TASK OBJECTIVE: Which of the lines below holds the string "Ribo"? Copy every line that does.

RECORDS TO USE:
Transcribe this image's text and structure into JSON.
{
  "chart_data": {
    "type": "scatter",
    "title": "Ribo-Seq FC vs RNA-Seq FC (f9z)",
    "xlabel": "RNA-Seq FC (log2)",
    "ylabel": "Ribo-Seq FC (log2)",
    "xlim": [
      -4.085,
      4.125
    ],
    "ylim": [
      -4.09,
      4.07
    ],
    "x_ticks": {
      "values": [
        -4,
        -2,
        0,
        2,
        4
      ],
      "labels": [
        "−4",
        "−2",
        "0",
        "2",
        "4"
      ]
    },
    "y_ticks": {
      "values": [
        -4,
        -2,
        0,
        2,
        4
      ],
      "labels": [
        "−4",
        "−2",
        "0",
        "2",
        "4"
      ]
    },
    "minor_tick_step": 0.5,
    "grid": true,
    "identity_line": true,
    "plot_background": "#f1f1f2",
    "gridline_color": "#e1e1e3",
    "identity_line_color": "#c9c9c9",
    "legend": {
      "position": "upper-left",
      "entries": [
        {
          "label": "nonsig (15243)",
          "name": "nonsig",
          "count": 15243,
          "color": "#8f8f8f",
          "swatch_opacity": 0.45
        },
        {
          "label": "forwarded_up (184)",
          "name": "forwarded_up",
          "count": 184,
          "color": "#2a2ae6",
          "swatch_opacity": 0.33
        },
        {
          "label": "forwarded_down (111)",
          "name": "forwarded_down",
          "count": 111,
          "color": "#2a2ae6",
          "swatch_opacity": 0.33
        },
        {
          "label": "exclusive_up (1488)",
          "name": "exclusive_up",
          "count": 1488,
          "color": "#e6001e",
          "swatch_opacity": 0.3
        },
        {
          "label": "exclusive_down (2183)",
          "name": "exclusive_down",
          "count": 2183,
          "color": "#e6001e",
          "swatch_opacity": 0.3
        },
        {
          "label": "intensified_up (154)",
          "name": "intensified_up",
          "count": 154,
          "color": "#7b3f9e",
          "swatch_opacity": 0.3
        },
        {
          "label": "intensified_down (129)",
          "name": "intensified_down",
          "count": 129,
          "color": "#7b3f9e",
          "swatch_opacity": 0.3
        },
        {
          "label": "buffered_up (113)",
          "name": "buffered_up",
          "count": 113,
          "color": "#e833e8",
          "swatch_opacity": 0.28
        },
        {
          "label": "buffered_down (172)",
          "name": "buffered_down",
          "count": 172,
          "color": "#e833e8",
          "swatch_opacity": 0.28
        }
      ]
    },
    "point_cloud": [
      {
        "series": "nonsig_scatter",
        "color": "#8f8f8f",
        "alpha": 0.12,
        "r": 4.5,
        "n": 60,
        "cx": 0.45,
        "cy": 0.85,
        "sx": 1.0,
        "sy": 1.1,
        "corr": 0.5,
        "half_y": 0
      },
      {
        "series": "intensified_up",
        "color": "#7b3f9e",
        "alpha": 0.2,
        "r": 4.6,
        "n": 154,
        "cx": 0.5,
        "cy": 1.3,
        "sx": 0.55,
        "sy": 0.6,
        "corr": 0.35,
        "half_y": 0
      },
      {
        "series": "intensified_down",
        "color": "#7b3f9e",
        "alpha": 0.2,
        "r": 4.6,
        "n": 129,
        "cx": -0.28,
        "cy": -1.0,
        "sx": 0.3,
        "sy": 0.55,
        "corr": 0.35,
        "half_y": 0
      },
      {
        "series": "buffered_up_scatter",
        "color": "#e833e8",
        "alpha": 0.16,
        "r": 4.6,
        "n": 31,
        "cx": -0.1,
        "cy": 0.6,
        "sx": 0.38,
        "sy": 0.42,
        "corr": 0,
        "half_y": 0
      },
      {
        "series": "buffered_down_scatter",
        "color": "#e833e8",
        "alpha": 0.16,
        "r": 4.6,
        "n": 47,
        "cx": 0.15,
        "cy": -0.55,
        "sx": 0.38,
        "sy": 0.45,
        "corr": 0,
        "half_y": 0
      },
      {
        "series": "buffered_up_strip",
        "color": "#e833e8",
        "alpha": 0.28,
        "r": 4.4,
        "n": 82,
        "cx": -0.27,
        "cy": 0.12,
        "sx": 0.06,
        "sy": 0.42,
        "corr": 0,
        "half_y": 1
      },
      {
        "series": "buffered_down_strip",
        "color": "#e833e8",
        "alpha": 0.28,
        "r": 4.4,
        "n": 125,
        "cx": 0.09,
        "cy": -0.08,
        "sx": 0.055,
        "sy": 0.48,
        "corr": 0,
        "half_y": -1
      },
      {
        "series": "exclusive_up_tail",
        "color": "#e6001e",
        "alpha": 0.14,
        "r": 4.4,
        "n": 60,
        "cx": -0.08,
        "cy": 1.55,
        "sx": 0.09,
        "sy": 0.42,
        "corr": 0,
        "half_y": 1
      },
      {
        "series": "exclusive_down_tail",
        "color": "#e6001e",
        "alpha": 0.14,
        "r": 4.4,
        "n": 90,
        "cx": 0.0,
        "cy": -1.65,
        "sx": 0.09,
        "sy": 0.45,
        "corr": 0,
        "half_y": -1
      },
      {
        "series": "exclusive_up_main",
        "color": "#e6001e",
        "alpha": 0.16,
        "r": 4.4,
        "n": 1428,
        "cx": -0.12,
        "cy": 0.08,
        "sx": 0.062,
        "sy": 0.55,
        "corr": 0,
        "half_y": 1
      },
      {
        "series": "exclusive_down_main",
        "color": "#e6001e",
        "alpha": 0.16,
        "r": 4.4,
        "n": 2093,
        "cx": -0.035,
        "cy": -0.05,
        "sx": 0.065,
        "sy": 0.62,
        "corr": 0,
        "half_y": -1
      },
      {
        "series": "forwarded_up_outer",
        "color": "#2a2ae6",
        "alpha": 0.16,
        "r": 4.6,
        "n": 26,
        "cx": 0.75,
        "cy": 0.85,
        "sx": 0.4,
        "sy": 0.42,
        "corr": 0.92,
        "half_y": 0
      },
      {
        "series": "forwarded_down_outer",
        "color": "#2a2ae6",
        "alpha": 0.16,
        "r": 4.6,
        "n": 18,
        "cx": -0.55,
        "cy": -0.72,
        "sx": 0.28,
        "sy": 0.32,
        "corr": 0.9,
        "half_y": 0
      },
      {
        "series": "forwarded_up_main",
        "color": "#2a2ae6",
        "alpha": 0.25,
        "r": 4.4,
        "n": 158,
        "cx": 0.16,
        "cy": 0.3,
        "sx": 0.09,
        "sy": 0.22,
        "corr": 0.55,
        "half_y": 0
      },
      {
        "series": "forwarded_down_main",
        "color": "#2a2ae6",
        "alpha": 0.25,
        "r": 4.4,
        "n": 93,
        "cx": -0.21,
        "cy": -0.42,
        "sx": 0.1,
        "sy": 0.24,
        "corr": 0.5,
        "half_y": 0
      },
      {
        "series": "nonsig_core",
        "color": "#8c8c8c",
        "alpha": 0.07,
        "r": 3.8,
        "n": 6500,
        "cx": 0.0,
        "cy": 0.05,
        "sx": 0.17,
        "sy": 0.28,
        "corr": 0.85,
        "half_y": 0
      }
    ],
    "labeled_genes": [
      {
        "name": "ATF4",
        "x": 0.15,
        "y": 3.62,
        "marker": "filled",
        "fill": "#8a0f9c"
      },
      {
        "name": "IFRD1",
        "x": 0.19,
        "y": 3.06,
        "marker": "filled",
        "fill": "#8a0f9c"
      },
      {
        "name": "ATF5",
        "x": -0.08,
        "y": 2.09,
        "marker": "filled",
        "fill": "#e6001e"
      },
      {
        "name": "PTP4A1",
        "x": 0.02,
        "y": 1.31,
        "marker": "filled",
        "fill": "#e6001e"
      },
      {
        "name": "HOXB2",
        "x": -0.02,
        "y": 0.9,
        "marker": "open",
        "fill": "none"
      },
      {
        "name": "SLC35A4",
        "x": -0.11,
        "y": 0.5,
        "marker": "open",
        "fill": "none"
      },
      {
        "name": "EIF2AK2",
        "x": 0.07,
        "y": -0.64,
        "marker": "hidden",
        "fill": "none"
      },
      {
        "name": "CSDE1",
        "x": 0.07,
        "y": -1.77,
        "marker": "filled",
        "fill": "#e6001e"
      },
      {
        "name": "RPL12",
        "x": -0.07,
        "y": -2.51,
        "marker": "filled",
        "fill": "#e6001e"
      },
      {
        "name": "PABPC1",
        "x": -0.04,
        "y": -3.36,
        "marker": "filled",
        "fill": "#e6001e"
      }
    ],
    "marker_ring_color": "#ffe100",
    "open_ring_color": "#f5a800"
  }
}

EXERCISE SOLUTION:
    "title": "Ribo-Seq FC vs RNA-Seq FC (f9z)",
    "ylabel": "Ribo-Seq FC (log2)",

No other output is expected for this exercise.